** RECORDS SHOWN **

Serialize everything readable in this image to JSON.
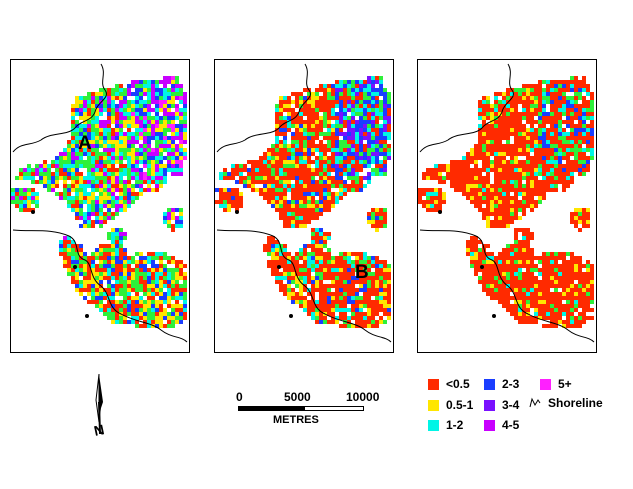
{
  "panels": [
    {
      "id": "left",
      "label": "A",
      "profile": "mixed"
    },
    {
      "id": "middle",
      "label": "B",
      "profile": "mostlyRed"
    },
    {
      "id": "right",
      "label": "",
      "profile": "red"
    }
  ],
  "legend": {
    "items": [
      {
        "label": "<0.5",
        "color": "#ff2a00"
      },
      {
        "label": "0.5-1",
        "color": "#ffe600"
      },
      {
        "label": "1-2",
        "color": "#00f5e6"
      },
      {
        "label": "2-3",
        "color": "#1a3dff"
      },
      {
        "label": "3-4",
        "color": "#7a10ff"
      },
      {
        "label": "4-5",
        "color": "#c800ff"
      },
      {
        "label": "5+",
        "color": "#ff20ff"
      }
    ],
    "shoreline_label": "Shoreline",
    "green_color": "#2ef03a"
  },
  "scale": {
    "ticks": [
      "0",
      "5000",
      "10000"
    ],
    "unit": "METRES"
  },
  "north_arrow": {
    "label": "N"
  }
}
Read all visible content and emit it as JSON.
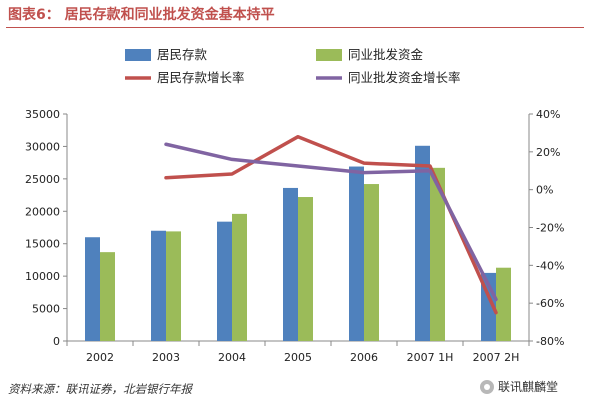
{
  "header": {
    "title": "图表6：  居民存款和同业批发资金基本持平"
  },
  "footer": {
    "source": "资料来源：联讯证券，北岩银行年报",
    "watermark": "联讯麒麟堂"
  },
  "colors": {
    "deposit_bar": "#4f81bd",
    "wholesale_bar": "#9bbb59",
    "deposit_growth": "#c0504d",
    "wholesale_growth": "#8064a2",
    "title": "#c0504d"
  },
  "chart_data": {
    "type": "bar",
    "title": "居民存款和同业批发资金基本持平",
    "categories": [
      "2002",
      "2003",
      "2004",
      "2005",
      "2006",
      "2007 1H",
      "2007 2H"
    ],
    "series": [
      {
        "name": "居民存款",
        "type": "bar",
        "axis": "left",
        "values": [
          16000,
          17000,
          18400,
          23600,
          26900,
          30100,
          10500
        ]
      },
      {
        "name": "同业批发资金",
        "type": "bar",
        "axis": "left",
        "values": [
          13700,
          16900,
          19600,
          22200,
          24200,
          26700,
          11300
        ]
      },
      {
        "name": "居民存款增长率",
        "type": "line",
        "axis": "right",
        "values": [
          null,
          6.3,
          8.3,
          28,
          14,
          12.5,
          -65
        ]
      },
      {
        "name": "同业批发资金增长率",
        "type": "line",
        "axis": "right",
        "values": [
          null,
          24,
          16,
          12.5,
          9,
          10,
          -58
        ]
      }
    ],
    "left_axis": {
      "min": 0,
      "max": 35000,
      "ticks": [
        "0",
        "5000",
        "10000",
        "15000",
        "20000",
        "25000",
        "30000",
        "35000"
      ]
    },
    "right_axis": {
      "min": -80,
      "max": 40,
      "ticks": [
        "-80%",
        "-60%",
        "-40%",
        "-20%",
        "0%",
        "20%",
        "40%"
      ]
    },
    "grid": false,
    "legend": "top"
  }
}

** DIRECTION **
Tally every line of the listing that holds the string "profile", then give the number by itself.

** WRITTEN RESPONSE **
3